Exercise brief: Can you transcribe every entry word for word, skipping the images?

================================

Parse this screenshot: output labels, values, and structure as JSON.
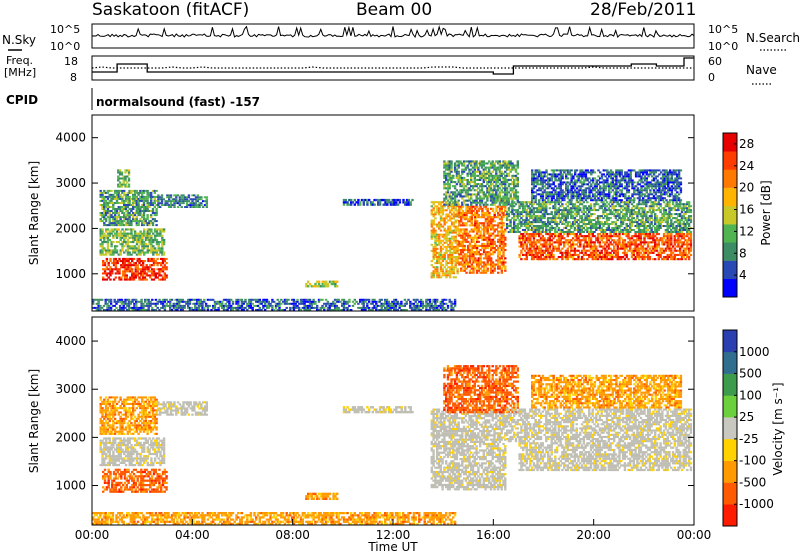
{
  "header": {
    "station": "Saskatoon (fitACF)",
    "beam": "Beam 00",
    "date": "28/Feb/2011"
  },
  "noise_panel": {
    "left_label": "N.Sky",
    "right_label": "N.Search",
    "left_ticks": [
      "10^5",
      "10^0"
    ],
    "right_ticks": [
      "10^5",
      "10^0"
    ]
  },
  "freq_panel": {
    "left_label_1": "Freq.",
    "left_label_2": "[MHz]",
    "right_label": "Nave",
    "left_ticks": [
      "18",
      "8"
    ],
    "right_ticks": [
      "60",
      "0"
    ]
  },
  "cpid": {
    "label": "CPID",
    "text": "normalsound (fast) -157"
  },
  "colors": {
    "power_scale": [
      "#0000ff",
      "#2848b4",
      "#3c8c64",
      "#50b450",
      "#c8c828",
      "#ffb400",
      "#ff7800",
      "#ff3c00",
      "#e60000"
    ],
    "velocity_scale": [
      "#2a3fb0",
      "#2f6e8f",
      "#3c9c4c",
      "#6ccf3c",
      "#c8c8c0",
      "#ffd200",
      "#ff9a00",
      "#ff5a00",
      "#ff1c00"
    ],
    "ground_scatter": "#bebeb4"
  },
  "chart_data": [
    {
      "type": "heatmap",
      "panel": "power",
      "quantity": "Power",
      "ylabel": "Slant Range [km]",
      "yticks": [
        "1000",
        "2000",
        "3000",
        "4000"
      ],
      "ylim": [
        180,
        4500
      ],
      "xlim_hours": [
        0,
        24
      ],
      "colorbar": {
        "label": "Power [dB]",
        "ticks": [
          "4",
          "8",
          "12",
          "16",
          "20",
          "24",
          "28"
        ],
        "range": [
          0,
          30
        ]
      },
      "regions": [
        {
          "t0": 0.4,
          "t1": 3.0,
          "r0": 850,
          "r1": 1350,
          "value": 26
        },
        {
          "t0": 0.3,
          "t1": 2.9,
          "r0": 1400,
          "r1": 2000,
          "value": 12
        },
        {
          "t0": 0.3,
          "t1": 2.6,
          "r0": 2050,
          "r1": 2850,
          "value": 10
        },
        {
          "t0": 2.6,
          "t1": 4.6,
          "r0": 2450,
          "r1": 2750,
          "value": 8
        },
        {
          "t0": 1.0,
          "t1": 1.5,
          "r0": 2900,
          "r1": 3300,
          "value": 12
        },
        {
          "t0": 8.5,
          "t1": 9.8,
          "r0": 700,
          "r1": 850,
          "value": 14
        },
        {
          "t0": 10.0,
          "t1": 12.8,
          "r0": 2500,
          "r1": 2650,
          "value": 6
        },
        {
          "t0": 13.5,
          "t1": 14.6,
          "r0": 900,
          "r1": 2600,
          "value": 18
        },
        {
          "t0": 14.6,
          "t1": 16.5,
          "r0": 1000,
          "r1": 2500,
          "value": 22
        },
        {
          "t0": 14.0,
          "t1": 17.0,
          "r0": 2500,
          "r1": 3500,
          "value": 10
        },
        {
          "t0": 17.0,
          "t1": 23.9,
          "r0": 1300,
          "r1": 1900,
          "value": 24
        },
        {
          "t0": 16.5,
          "t1": 23.9,
          "r0": 1900,
          "r1": 2600,
          "value": 10
        },
        {
          "t0": 17.5,
          "t1": 23.5,
          "r0": 2600,
          "r1": 3300,
          "value": 6
        },
        {
          "t0": 0.0,
          "t1": 14.5,
          "r0": 180,
          "r1": 450,
          "value": 6
        }
      ]
    },
    {
      "type": "heatmap",
      "panel": "velocity",
      "quantity": "Velocity",
      "ylabel": "Slant Range [km]",
      "yticks": [
        "1000",
        "2000",
        "3000",
        "4000"
      ],
      "ylim": [
        180,
        4500
      ],
      "xlim_hours": [
        0,
        24
      ],
      "xlabel": "Time UT",
      "xticks": [
        "00:00",
        "04:00",
        "08:00",
        "12:00",
        "16:00",
        "20:00",
        "00:00"
      ],
      "colorbar": {
        "label": "Velocity [m s⁻¹]",
        "ticks": [
          "1000",
          "500",
          "100",
          "25",
          "-25",
          "-100",
          "-500",
          "-1000"
        ]
      },
      "regions": [
        {
          "t0": 0.4,
          "t1": 3.0,
          "r0": 850,
          "r1": 1350,
          "value": "-500"
        },
        {
          "t0": 0.3,
          "t1": 2.9,
          "r0": 1400,
          "r1": 2000,
          "value": "gs"
        },
        {
          "t0": 0.3,
          "t1": 2.6,
          "r0": 2050,
          "r1": 2850,
          "value": "-100"
        },
        {
          "t0": 2.6,
          "t1": 4.6,
          "r0": 2450,
          "r1": 2750,
          "value": "gs"
        },
        {
          "t0": 8.5,
          "t1": 9.8,
          "r0": 700,
          "r1": 850,
          "value": "-100"
        },
        {
          "t0": 10.0,
          "t1": 12.8,
          "r0": 2500,
          "r1": 2650,
          "value": "gs"
        },
        {
          "t0": 13.5,
          "t1": 16.5,
          "r0": 900,
          "r1": 2600,
          "value": "gs"
        },
        {
          "t0": 14.0,
          "t1": 17.0,
          "r0": 2500,
          "r1": 3500,
          "value": "-500"
        },
        {
          "t0": 17.0,
          "t1": 23.9,
          "r0": 1300,
          "r1": 1900,
          "value": "gs"
        },
        {
          "t0": 16.5,
          "t1": 23.9,
          "r0": 1900,
          "r1": 2600,
          "value": "gs"
        },
        {
          "t0": 17.5,
          "t1": 23.5,
          "r0": 2600,
          "r1": 3300,
          "value": "-100"
        },
        {
          "t0": 0.0,
          "t1": 14.5,
          "r0": 180,
          "r1": 450,
          "value": "-100"
        }
      ]
    }
  ]
}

================================

Result of this exercise:
Parse this screenshot: output labels, values, and structure as JSON.
{
  "header": {
    "station": "Saskatoon (fitACF)",
    "beam": "Beam 00",
    "date": "28/Feb/2011"
  },
  "noise_panel": {
    "left_label": "N.Sky",
    "right_label": "N.Search",
    "left_ticks": [
      "10^5",
      "10^0"
    ],
    "right_ticks": [
      "10^5",
      "10^0"
    ]
  },
  "freq_panel": {
    "left_label_1": "Freq.",
    "left_label_2": "[MHz]",
    "right_label": "Nave",
    "left_ticks": [
      "18",
      "8"
    ],
    "right_ticks": [
      "60",
      "0"
    ]
  },
  "cpid": {
    "label": "CPID",
    "text": "normalsound (fast) -157"
  },
  "colors": {
    "power_scale": [
      "#0000ff",
      "#2848b4",
      "#3c8c64",
      "#50b450",
      "#c8c828",
      "#ffb400",
      "#ff7800",
      "#ff3c00",
      "#e60000"
    ],
    "velocity_scale": [
      "#2a3fb0",
      "#2f6e8f",
      "#3c9c4c",
      "#6ccf3c",
      "#c8c8c0",
      "#ffd200",
      "#ff9a00",
      "#ff5a00",
      "#ff1c00"
    ],
    "ground_scatter": "#bebeb4"
  },
  "chart_data": [
    {
      "type": "heatmap",
      "panel": "power",
      "quantity": "Power",
      "ylabel": "Slant Range [km]",
      "yticks": [
        "1000",
        "2000",
        "3000",
        "4000"
      ],
      "ylim": [
        180,
        4500
      ],
      "xlim_hours": [
        0,
        24
      ],
      "colorbar": {
        "label": "Power [dB]",
        "ticks": [
          "4",
          "8",
          "12",
          "16",
          "20",
          "24",
          "28"
        ],
        "range": [
          0,
          30
        ]
      },
      "regions": [
        {
          "t0": 0.4,
          "t1": 3.0,
          "r0": 850,
          "r1": 1350,
          "value": 26
        },
        {
          "t0": 0.3,
          "t1": 2.9,
          "r0": 1400,
          "r1": 2000,
          "value": 12
        },
        {
          "t0": 0.3,
          "t1": 2.6,
          "r0": 2050,
          "r1": 2850,
          "value": 10
        },
        {
          "t0": 2.6,
          "t1": 4.6,
          "r0": 2450,
          "r1": 2750,
          "value": 8
        },
        {
          "t0": 1.0,
          "t1": 1.5,
          "r0": 2900,
          "r1": 3300,
          "value": 12
        },
        {
          "t0": 8.5,
          "t1": 9.8,
          "r0": 700,
          "r1": 850,
          "value": 14
        },
        {
          "t0": 10.0,
          "t1": 12.8,
          "r0": 2500,
          "r1": 2650,
          "value": 6
        },
        {
          "t0": 13.5,
          "t1": 14.6,
          "r0": 900,
          "r1": 2600,
          "value": 18
        },
        {
          "t0": 14.6,
          "t1": 16.5,
          "r0": 1000,
          "r1": 2500,
          "value": 22
        },
        {
          "t0": 14.0,
          "t1": 17.0,
          "r0": 2500,
          "r1": 3500,
          "value": 10
        },
        {
          "t0": 17.0,
          "t1": 23.9,
          "r0": 1300,
          "r1": 1900,
          "value": 24
        },
        {
          "t0": 16.5,
          "t1": 23.9,
          "r0": 1900,
          "r1": 2600,
          "value": 10
        },
        {
          "t0": 17.5,
          "t1": 23.5,
          "r0": 2600,
          "r1": 3300,
          "value": 6
        },
        {
          "t0": 0.0,
          "t1": 14.5,
          "r0": 180,
          "r1": 450,
          "value": 6
        }
      ]
    },
    {
      "type": "heatmap",
      "panel": "velocity",
      "quantity": "Velocity",
      "ylabel": "Slant Range [km]",
      "yticks": [
        "1000",
        "2000",
        "3000",
        "4000"
      ],
      "ylim": [
        180,
        4500
      ],
      "xlim_hours": [
        0,
        24
      ],
      "xlabel": "Time UT",
      "xticks": [
        "00:00",
        "04:00",
        "08:00",
        "12:00",
        "16:00",
        "20:00",
        "00:00"
      ],
      "colorbar": {
        "label": "Velocity [m s⁻¹]",
        "ticks": [
          "1000",
          "500",
          "100",
          "25",
          "-25",
          "-100",
          "-500",
          "-1000"
        ]
      },
      "regions": [
        {
          "t0": 0.4,
          "t1": 3.0,
          "r0": 850,
          "r1": 1350,
          "value": "-500"
        },
        {
          "t0": 0.3,
          "t1": 2.9,
          "r0": 1400,
          "r1": 2000,
          "value": "gs"
        },
        {
          "t0": 0.3,
          "t1": 2.6,
          "r0": 2050,
          "r1": 2850,
          "value": "-100"
        },
        {
          "t0": 2.6,
          "t1": 4.6,
          "r0": 2450,
          "r1": 2750,
          "value": "gs"
        },
        {
          "t0": 8.5,
          "t1": 9.8,
          "r0": 700,
          "r1": 850,
          "value": "-100"
        },
        {
          "t0": 10.0,
          "t1": 12.8,
          "r0": 2500,
          "r1": 2650,
          "value": "gs"
        },
        {
          "t0": 13.5,
          "t1": 16.5,
          "r0": 900,
          "r1": 2600,
          "value": "gs"
        },
        {
          "t0": 14.0,
          "t1": 17.0,
          "r0": 2500,
          "r1": 3500,
          "value": "-500"
        },
        {
          "t0": 17.0,
          "t1": 23.9,
          "r0": 1300,
          "r1": 1900,
          "value": "gs"
        },
        {
          "t0": 16.5,
          "t1": 23.9,
          "r0": 1900,
          "r1": 2600,
          "value": "gs"
        },
        {
          "t0": 17.5,
          "t1": 23.5,
          "r0": 2600,
          "r1": 3300,
          "value": "-100"
        },
        {
          "t0": 0.0,
          "t1": 14.5,
          "r0": 180,
          "r1": 450,
          "value": "-100"
        }
      ]
    }
  ]
}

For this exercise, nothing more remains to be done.